• [Excerpted records]
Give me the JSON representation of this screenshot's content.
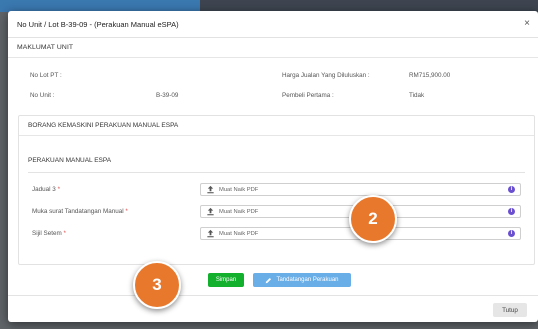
{
  "modal": {
    "title": "No Unit / Lot B-39-09 - (Perakuan Manual eSPA)",
    "close_symbol": "×"
  },
  "maklumat": {
    "heading": "MAKLUMAT UNIT",
    "lot_pt_label": "No Lot PT :",
    "lot_pt_value": "",
    "unit_label": "No Unit :",
    "unit_value": "B-39-09",
    "harga_label": "Harga Jualan Yang Diluluskan :",
    "harga_value": "RM715,900.00",
    "pembeli_label": "Pembeli Pertama :",
    "pembeli_value": "Tidak"
  },
  "borang": {
    "heading": "BORANG KEMASKINI PERAKUAN MANUAL ESPA",
    "subheading": "PERAKUAN MANUAL ESPA",
    "required_mark": "*",
    "fields": [
      {
        "label": "Jadual 3",
        "placeholder": "Muat Naik PDF"
      },
      {
        "label": "Muka surat Tandatangan Manual",
        "placeholder": "Muat Naik PDF"
      },
      {
        "label": "Sijil Setem",
        "placeholder": "Muat Naik PDF"
      }
    ]
  },
  "buttons": {
    "simpan": "Simpan",
    "tandatangan": "Tandatangan Perakuan",
    "tutup": "Tutup"
  },
  "annotations": [
    "2",
    "3"
  ],
  "icons": [
    "close-icon",
    "upload-icon",
    "info-icon",
    "pencil-icon"
  ],
  "colors": {
    "simpan": "#13b02d",
    "tandatangan": "#6aaee8",
    "badge": "#e8782b",
    "info": "#6a4fd1"
  }
}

• [Task to complete] From the listing, extract all text exactly as given and drop any picture.

• [Exercise response]
Give me the JSON representation of this screenshot's content.
{
  "modal": {
    "title": "No Unit / Lot B-39-09 - (Perakuan Manual eSPA)",
    "close_symbol": "×"
  },
  "maklumat": {
    "heading": "MAKLUMAT UNIT",
    "lot_pt_label": "No Lot PT :",
    "lot_pt_value": "",
    "unit_label": "No Unit :",
    "unit_value": "B-39-09",
    "harga_label": "Harga Jualan Yang Diluluskan :",
    "harga_value": "RM715,900.00",
    "pembeli_label": "Pembeli Pertama :",
    "pembeli_value": "Tidak"
  },
  "borang": {
    "heading": "BORANG KEMASKINI PERAKUAN MANUAL ESPA",
    "subheading": "PERAKUAN MANUAL ESPA",
    "required_mark": "*",
    "fields": [
      {
        "label": "Jadual 3",
        "placeholder": "Muat Naik PDF"
      },
      {
        "label": "Muka surat Tandatangan Manual",
        "placeholder": "Muat Naik PDF"
      },
      {
        "label": "Sijil Setem",
        "placeholder": "Muat Naik PDF"
      }
    ]
  },
  "buttons": {
    "simpan": "Simpan",
    "tandatangan": "Tandatangan Perakuan",
    "tutup": "Tutup"
  },
  "annotations": [
    "2",
    "3"
  ],
  "icons": [
    "close-icon",
    "upload-icon",
    "info-icon",
    "pencil-icon"
  ],
  "colors": {
    "simpan": "#13b02d",
    "tandatangan": "#6aaee8",
    "badge": "#e8782b",
    "info": "#6a4fd1"
  }
}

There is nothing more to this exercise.